* START Input *

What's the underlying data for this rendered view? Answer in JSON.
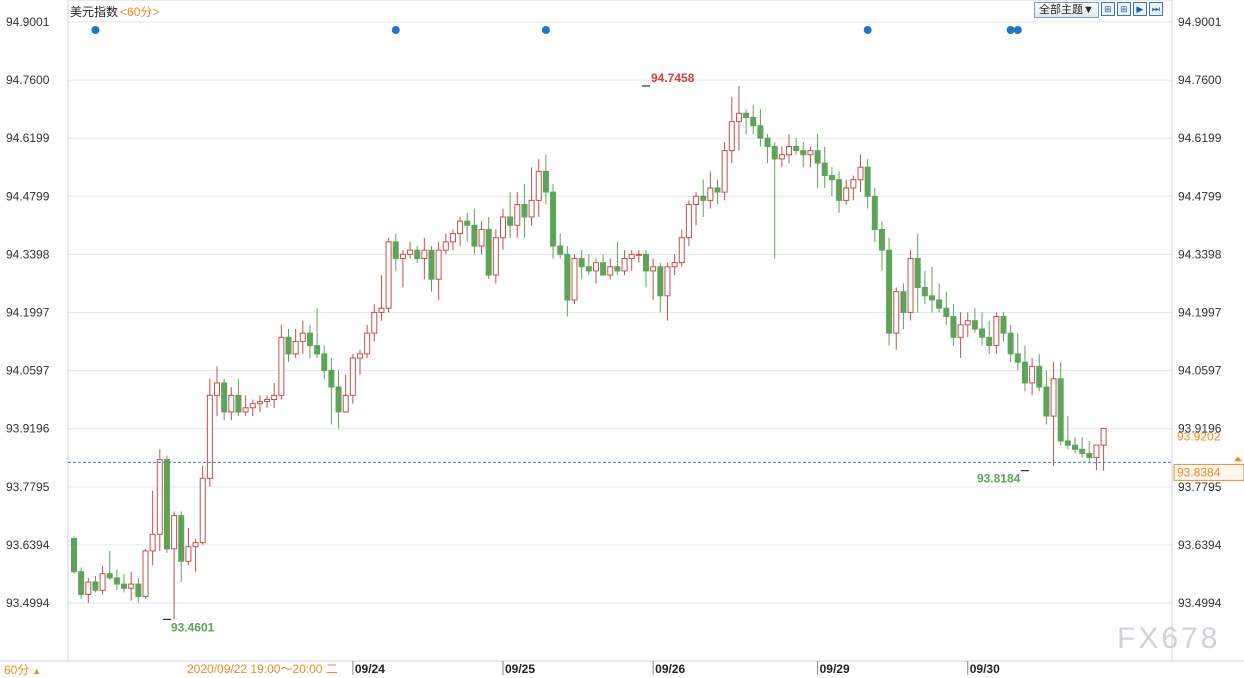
{
  "header": {
    "title": "美元指数",
    "period": "<60分>"
  },
  "toolbar": {
    "theme_label": "全部主题▼",
    "icons": [
      "grid-icon",
      "grid-icon",
      "play-icon",
      "step-forward-icon"
    ]
  },
  "footer": {
    "period_selector": "60分",
    "period_arrow": "▲",
    "crosshair_time": "2020/09/22 19:00～20:00 二"
  },
  "watermark": "FX678",
  "colors": {
    "up": "#c0504d",
    "down": "#5fa35a",
    "grid": "#e3e6ea",
    "current_price_line": "#3a87b7",
    "orange": "#f08a24",
    "event_dot": "#1f77c4"
  },
  "chart_data": {
    "type": "candlestick",
    "title": "美元指数",
    "period": "60分",
    "ylim": [
      93.4,
      94.9001
    ],
    "y_ticks": [
      "94.9001",
      "94.7600",
      "94.6199",
      "94.4799",
      "94.3398",
      "94.1997",
      "94.0597",
      "93.9196",
      "93.7795",
      "93.6394",
      "93.4994"
    ],
    "x_ticks": [
      {
        "index": 39,
        "label": "09/24"
      },
      {
        "index": 60,
        "label": "09/25"
      },
      {
        "index": 81,
        "label": "09/26"
      },
      {
        "index": 104,
        "label": "09/29"
      },
      {
        "index": 125,
        "label": "09/30"
      }
    ],
    "event_dot_indices": [
      3,
      45,
      66,
      111,
      131,
      132
    ],
    "annotations": [
      {
        "label": "94.7458",
        "value": 94.7458,
        "index": 80,
        "kind": "high"
      },
      {
        "label": "93.4601",
        "value": 93.4601,
        "index": 13,
        "kind": "low"
      },
      {
        "label": "93.8184",
        "value": 93.8184,
        "index": 133,
        "kind": "low"
      }
    ],
    "price_labels": {
      "last": "93.9202",
      "current": "93.8384"
    },
    "current_price": 93.8384,
    "ohlc": [
      [
        93.655,
        93.66,
        93.57,
        93.575
      ],
      [
        93.575,
        93.585,
        93.51,
        93.52
      ],
      [
        93.52,
        93.56,
        93.5,
        93.55
      ],
      [
        93.55,
        93.565,
        93.525,
        93.53
      ],
      [
        93.53,
        93.59,
        93.52,
        93.57
      ],
      [
        93.57,
        93.625,
        93.555,
        93.56
      ],
      [
        93.56,
        93.58,
        93.53,
        93.545
      ],
      [
        93.545,
        93.57,
        93.525,
        93.535
      ],
      [
        93.535,
        93.575,
        93.505,
        93.545
      ],
      [
        93.545,
        93.56,
        93.5,
        93.515
      ],
      [
        93.515,
        93.63,
        93.51,
        93.625
      ],
      [
        93.625,
        93.77,
        93.59,
        93.665
      ],
      [
        93.665,
        93.87,
        93.625,
        93.845
      ],
      [
        93.845,
        93.855,
        93.62,
        93.63
      ],
      [
        93.63,
        93.72,
        93.46,
        93.71
      ],
      [
        93.71,
        93.72,
        93.55,
        93.6
      ],
      [
        93.6,
        93.68,
        93.59,
        93.635
      ],
      [
        93.635,
        93.655,
        93.575,
        93.645
      ],
      [
        93.645,
        93.83,
        93.64,
        93.8
      ],
      [
        93.8,
        94.04,
        93.78,
        94.0
      ],
      [
        94.0,
        94.07,
        93.95,
        94.03
      ],
      [
        94.03,
        94.04,
        93.94,
        93.96
      ],
      [
        93.96,
        94.02,
        93.94,
        94.0
      ],
      [
        94.0,
        94.04,
        93.95,
        93.96
      ],
      [
        93.96,
        94.0,
        93.95,
        93.97
      ],
      [
        93.97,
        93.99,
        93.95,
        93.98
      ],
      [
        93.98,
        94.0,
        93.96,
        93.985
      ],
      [
        93.985,
        94.0,
        93.97,
        93.99
      ],
      [
        93.99,
        94.03,
        93.97,
        94.0
      ],
      [
        94.0,
        94.17,
        93.99,
        94.14
      ],
      [
        94.14,
        94.16,
        94.08,
        94.1
      ],
      [
        94.1,
        94.16,
        94.09,
        94.13
      ],
      [
        94.13,
        94.18,
        94.1,
        94.15
      ],
      [
        94.15,
        94.17,
        94.09,
        94.12
      ],
      [
        94.12,
        94.21,
        94.09,
        94.1
      ],
      [
        94.1,
        94.12,
        94.04,
        94.06
      ],
      [
        94.06,
        94.09,
        93.93,
        94.02
      ],
      [
        94.02,
        94.06,
        93.92,
        93.96
      ],
      [
        93.96,
        94.05,
        93.96,
        94.0
      ],
      [
        94.0,
        94.1,
        93.98,
        94.09
      ],
      [
        94.09,
        94.11,
        94.05,
        94.1
      ],
      [
        94.1,
        94.17,
        94.09,
        94.15
      ],
      [
        94.15,
        94.22,
        94.13,
        94.2
      ],
      [
        94.2,
        94.29,
        94.18,
        94.21
      ],
      [
        94.21,
        94.38,
        94.2,
        94.37
      ],
      [
        94.37,
        94.39,
        94.3,
        94.33
      ],
      [
        94.33,
        94.35,
        94.26,
        94.34
      ],
      [
        94.34,
        94.37,
        94.33,
        94.35
      ],
      [
        94.35,
        94.36,
        94.32,
        94.33
      ],
      [
        94.33,
        94.38,
        94.28,
        94.35
      ],
      [
        94.35,
        94.36,
        94.25,
        94.28
      ],
      [
        94.28,
        94.37,
        94.23,
        94.35
      ],
      [
        94.35,
        94.39,
        94.34,
        94.37
      ],
      [
        94.37,
        94.4,
        94.35,
        94.39
      ],
      [
        94.39,
        94.43,
        94.36,
        94.42
      ],
      [
        94.42,
        94.44,
        94.37,
        94.41
      ],
      [
        94.41,
        94.45,
        94.34,
        94.36
      ],
      [
        94.36,
        94.42,
        94.34,
        94.4
      ],
      [
        94.4,
        94.43,
        94.28,
        94.29
      ],
      [
        94.29,
        94.4,
        94.27,
        94.38
      ],
      [
        94.38,
        94.45,
        94.35,
        94.43
      ],
      [
        94.43,
        94.49,
        94.38,
        94.41
      ],
      [
        94.41,
        94.49,
        94.38,
        94.46
      ],
      [
        94.46,
        94.51,
        94.38,
        94.43
      ],
      [
        94.43,
        94.55,
        94.41,
        94.47
      ],
      [
        94.47,
        94.57,
        94.43,
        94.54
      ],
      [
        94.54,
        94.58,
        94.46,
        94.49
      ],
      [
        94.49,
        94.51,
        94.33,
        94.36
      ],
      [
        94.36,
        94.39,
        94.33,
        94.34
      ],
      [
        94.34,
        94.36,
        94.19,
        94.23
      ],
      [
        94.23,
        94.34,
        94.22,
        94.33
      ],
      [
        94.33,
        94.35,
        94.28,
        94.31
      ],
      [
        94.31,
        94.34,
        94.29,
        94.3
      ],
      [
        94.3,
        94.33,
        94.27,
        94.32
      ],
      [
        94.32,
        94.34,
        94.29,
        94.29
      ],
      [
        94.29,
        94.33,
        94.28,
        94.31
      ],
      [
        94.31,
        94.37,
        94.29,
        94.3
      ],
      [
        94.3,
        94.35,
        94.29,
        94.33
      ],
      [
        94.33,
        94.35,
        94.3,
        94.34
      ],
      [
        94.34,
        94.35,
        94.32,
        94.34
      ],
      [
        94.34,
        94.35,
        94.26,
        94.3
      ],
      [
        94.3,
        94.33,
        94.23,
        94.31
      ],
      [
        94.31,
        94.32,
        94.2,
        94.24
      ],
      [
        94.24,
        94.32,
        94.18,
        94.31
      ],
      [
        94.31,
        94.34,
        94.29,
        94.32
      ],
      [
        94.32,
        94.4,
        94.31,
        94.38
      ],
      [
        94.38,
        94.47,
        94.36,
        94.46
      ],
      [
        94.46,
        94.49,
        94.41,
        94.48
      ],
      [
        94.48,
        94.52,
        94.43,
        94.47
      ],
      [
        94.47,
        94.54,
        94.45,
        94.5
      ],
      [
        94.5,
        94.52,
        94.46,
        94.49
      ],
      [
        94.49,
        94.61,
        94.47,
        94.59
      ],
      [
        94.59,
        94.72,
        94.56,
        94.66
      ],
      [
        94.66,
        94.7458,
        94.59,
        94.68
      ],
      [
        94.68,
        94.69,
        94.63,
        94.67
      ],
      [
        94.67,
        94.7,
        94.63,
        94.65
      ],
      [
        94.65,
        94.69,
        94.6,
        94.62
      ],
      [
        94.62,
        94.63,
        94.56,
        94.6
      ],
      [
        94.6,
        94.61,
        94.33,
        94.57
      ],
      [
        94.57,
        94.6,
        94.55,
        94.58
      ],
      [
        94.58,
        94.63,
        94.56,
        94.6
      ],
      [
        94.6,
        94.62,
        94.58,
        94.59
      ],
      [
        94.59,
        94.61,
        94.55,
        94.58
      ],
      [
        94.58,
        94.6,
        94.55,
        94.59
      ],
      [
        94.59,
        94.63,
        94.5,
        94.56
      ],
      [
        94.56,
        94.6,
        94.5,
        94.53
      ],
      [
        94.53,
        94.55,
        94.48,
        94.52
      ],
      [
        94.52,
        94.54,
        94.44,
        94.47
      ],
      [
        94.47,
        94.52,
        94.46,
        94.5
      ],
      [
        94.5,
        94.53,
        94.47,
        94.52
      ],
      [
        94.52,
        94.58,
        94.49,
        94.55
      ],
      [
        94.55,
        94.57,
        94.45,
        94.48
      ],
      [
        94.48,
        94.5,
        94.37,
        94.4
      ],
      [
        94.4,
        94.42,
        94.3,
        94.35
      ],
      [
        94.35,
        94.38,
        94.12,
        94.15
      ],
      [
        94.15,
        94.26,
        94.11,
        94.25
      ],
      [
        94.25,
        94.27,
        94.16,
        94.2
      ],
      [
        94.2,
        94.35,
        94.18,
        94.33
      ],
      [
        94.33,
        94.39,
        94.2,
        94.26
      ],
      [
        94.26,
        94.3,
        94.22,
        94.24
      ],
      [
        94.24,
        94.31,
        94.2,
        94.23
      ],
      [
        94.23,
        94.27,
        94.2,
        94.21
      ],
      [
        94.21,
        94.25,
        94.17,
        94.19
      ],
      [
        94.19,
        94.22,
        94.12,
        94.14
      ],
      [
        94.14,
        94.2,
        94.09,
        94.17
      ],
      [
        94.17,
        94.2,
        94.14,
        94.18
      ],
      [
        94.18,
        94.21,
        94.15,
        94.16
      ],
      [
        94.16,
        94.2,
        94.12,
        94.14
      ],
      [
        94.14,
        94.18,
        94.1,
        94.12
      ],
      [
        94.12,
        94.2,
        94.1,
        94.19
      ],
      [
        94.19,
        94.2,
        94.13,
        94.15
      ],
      [
        94.15,
        94.17,
        94.08,
        94.1
      ],
      [
        94.1,
        94.15,
        94.06,
        94.08
      ],
      [
        94.08,
        94.12,
        94.01,
        94.03
      ],
      [
        94.03,
        94.09,
        94.0,
        94.07
      ],
      [
        94.07,
        94.1,
        94.01,
        94.02
      ],
      [
        94.02,
        94.06,
        93.93,
        93.95
      ],
      [
        93.95,
        94.08,
        93.83,
        94.04
      ],
      [
        94.04,
        94.08,
        93.88,
        93.89
      ],
      [
        93.89,
        93.95,
        93.87,
        93.88
      ],
      [
        93.88,
        93.9,
        93.86,
        93.87
      ],
      [
        93.87,
        93.9,
        93.85,
        93.86
      ],
      [
        93.86,
        93.89,
        93.84,
        93.85
      ],
      [
        93.85,
        93.87,
        93.82,
        93.88
      ],
      [
        93.88,
        93.92,
        93.8184,
        93.9202
      ]
    ]
  }
}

* END Input *

◆ Goal
Isolate each line of the listing above that includes "index". Copy it.

◆ The answer
        "index": 39,
        "index": 60,
        "index": 81,
        "index": 104,
        "index": 125,
        "index": 80,
        "index": 13,
        "index": 133,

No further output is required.